(Data shown):
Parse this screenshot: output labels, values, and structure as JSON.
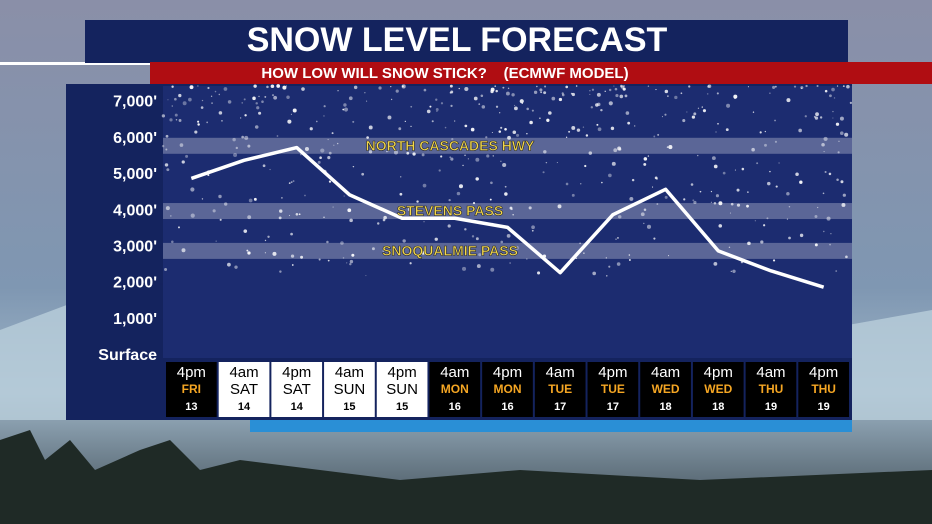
{
  "chart_data": {
    "type": "line",
    "title": "SNOW LEVEL FORECAST",
    "subtitle": "HOW LOW WILL SNOW STICK?    (ECMWF MODEL)",
    "categories": [
      {
        "time": "4pm",
        "day": "FRI",
        "date": "13"
      },
      {
        "time": "4am",
        "day": "SAT",
        "date": "14"
      },
      {
        "time": "4pm",
        "day": "SAT",
        "date": "14"
      },
      {
        "time": "4am",
        "day": "SUN",
        "date": "15"
      },
      {
        "time": "4pm",
        "day": "SUN",
        "date": "15"
      },
      {
        "time": "4am",
        "day": "MON",
        "date": "16"
      },
      {
        "time": "4pm",
        "day": "MON",
        "date": "16"
      },
      {
        "time": "4am",
        "day": "TUE",
        "date": "17"
      },
      {
        "time": "4pm",
        "day": "TUE",
        "date": "17"
      },
      {
        "time": "4am",
        "day": "WED",
        "date": "18"
      },
      {
        "time": "4pm",
        "day": "WED",
        "date": "18"
      },
      {
        "time": "4am",
        "day": "THU",
        "date": "19"
      },
      {
        "time": "4pm",
        "day": "THU",
        "date": "19"
      }
    ],
    "column_styles": [
      "dark",
      "light",
      "light",
      "light",
      "light",
      "dark",
      "dark",
      "dark",
      "dark",
      "dark",
      "dark",
      "dark",
      "dark"
    ],
    "values": [
      4900,
      5400,
      5750,
      4450,
      3800,
      3800,
      3550,
      2300,
      3900,
      4600,
      2900,
      2350,
      1900
    ],
    "color": "#ffffff",
    "ylim": [
      0,
      7450
    ],
    "yticks": [
      {
        "value": 0,
        "label": "Surface"
      },
      {
        "value": 1000,
        "label": "1,000'"
      },
      {
        "value": 2000,
        "label": "2,000'"
      },
      {
        "value": 3000,
        "label": "3,000'"
      },
      {
        "value": 4000,
        "label": "4,000'"
      },
      {
        "value": 5000,
        "label": "5,000'"
      },
      {
        "value": 6000,
        "label": "6,000'"
      },
      {
        "value": 7000,
        "label": "7,000'"
      }
    ],
    "bands": [
      {
        "label": "NORTH CASCADES HWY",
        "value": 5800
      },
      {
        "label": "STEVENS PASS",
        "value": 4000
      },
      {
        "label": "SNOQUALMIE PASS",
        "value": 2900
      }
    ]
  }
}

(Exercise aim):
With the pictures omitted, reproduce the records in full and exactly.

(Exercise output):
Parse this screenshot: output labels, values, and structure as JSON.
{
  "chart_data": {
    "type": "line",
    "title": "SNOW LEVEL FORECAST",
    "subtitle": "HOW LOW WILL SNOW STICK?    (ECMWF MODEL)",
    "categories": [
      {
        "time": "4pm",
        "day": "FRI",
        "date": "13"
      },
      {
        "time": "4am",
        "day": "SAT",
        "date": "14"
      },
      {
        "time": "4pm",
        "day": "SAT",
        "date": "14"
      },
      {
        "time": "4am",
        "day": "SUN",
        "date": "15"
      },
      {
        "time": "4pm",
        "day": "SUN",
        "date": "15"
      },
      {
        "time": "4am",
        "day": "MON",
        "date": "16"
      },
      {
        "time": "4pm",
        "day": "MON",
        "date": "16"
      },
      {
        "time": "4am",
        "day": "TUE",
        "date": "17"
      },
      {
        "time": "4pm",
        "day": "TUE",
        "date": "17"
      },
      {
        "time": "4am",
        "day": "WED",
        "date": "18"
      },
      {
        "time": "4pm",
        "day": "WED",
        "date": "18"
      },
      {
        "time": "4am",
        "day": "THU",
        "date": "19"
      },
      {
        "time": "4pm",
        "day": "THU",
        "date": "19"
      }
    ],
    "column_styles": [
      "dark",
      "light",
      "light",
      "light",
      "light",
      "dark",
      "dark",
      "dark",
      "dark",
      "dark",
      "dark",
      "dark",
      "dark"
    ],
    "values": [
      4900,
      5400,
      5750,
      4450,
      3800,
      3800,
      3550,
      2300,
      3900,
      4600,
      2900,
      2350,
      1900
    ],
    "color": "#ffffff",
    "ylim": [
      0,
      7450
    ],
    "yticks": [
      {
        "value": 0,
        "label": "Surface"
      },
      {
        "value": 1000,
        "label": "1,000'"
      },
      {
        "value": 2000,
        "label": "2,000'"
      },
      {
        "value": 3000,
        "label": "3,000'"
      },
      {
        "value": 4000,
        "label": "4,000'"
      },
      {
        "value": 5000,
        "label": "5,000'"
      },
      {
        "value": 6000,
        "label": "6,000'"
      },
      {
        "value": 7000,
        "label": "7,000'"
      }
    ],
    "bands": [
      {
        "label": "NORTH CASCADES HWY",
        "value": 5800
      },
      {
        "label": "STEVENS PASS",
        "value": 4000
      },
      {
        "label": "SNOQUALMIE PASS",
        "value": 2900
      }
    ]
  }
}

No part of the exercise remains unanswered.